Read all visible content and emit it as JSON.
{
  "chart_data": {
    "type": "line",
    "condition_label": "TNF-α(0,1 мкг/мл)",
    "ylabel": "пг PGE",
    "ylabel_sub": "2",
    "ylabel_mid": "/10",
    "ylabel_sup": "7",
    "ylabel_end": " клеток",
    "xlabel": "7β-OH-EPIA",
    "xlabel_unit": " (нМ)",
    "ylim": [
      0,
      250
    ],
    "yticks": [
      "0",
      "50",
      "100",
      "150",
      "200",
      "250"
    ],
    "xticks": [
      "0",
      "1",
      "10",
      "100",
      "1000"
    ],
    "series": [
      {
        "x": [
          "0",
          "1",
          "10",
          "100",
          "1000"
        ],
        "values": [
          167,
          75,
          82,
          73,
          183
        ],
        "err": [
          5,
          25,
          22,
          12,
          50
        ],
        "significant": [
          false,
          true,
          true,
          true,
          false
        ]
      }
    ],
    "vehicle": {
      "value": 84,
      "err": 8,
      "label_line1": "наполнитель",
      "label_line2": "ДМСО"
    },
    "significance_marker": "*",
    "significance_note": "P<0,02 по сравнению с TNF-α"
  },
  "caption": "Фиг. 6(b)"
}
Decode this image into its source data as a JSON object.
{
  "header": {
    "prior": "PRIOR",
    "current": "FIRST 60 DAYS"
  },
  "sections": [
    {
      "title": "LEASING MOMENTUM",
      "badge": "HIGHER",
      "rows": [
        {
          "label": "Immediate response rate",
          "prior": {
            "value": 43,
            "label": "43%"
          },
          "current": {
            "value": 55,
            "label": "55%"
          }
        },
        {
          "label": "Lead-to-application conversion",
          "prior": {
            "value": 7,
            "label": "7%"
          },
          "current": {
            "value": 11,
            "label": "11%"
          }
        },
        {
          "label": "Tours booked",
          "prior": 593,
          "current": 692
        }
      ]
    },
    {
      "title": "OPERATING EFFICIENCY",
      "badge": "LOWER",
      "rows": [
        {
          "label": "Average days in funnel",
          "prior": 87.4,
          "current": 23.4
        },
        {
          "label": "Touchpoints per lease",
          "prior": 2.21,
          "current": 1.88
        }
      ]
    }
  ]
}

= = =

▶ EXERCISE: Gather up the lines that contain the word "JSON".

▶ SOLUTION TO THIS TASK:
Read all visible content and emit it as JSON.
Decode this image into its source data as a JSON object.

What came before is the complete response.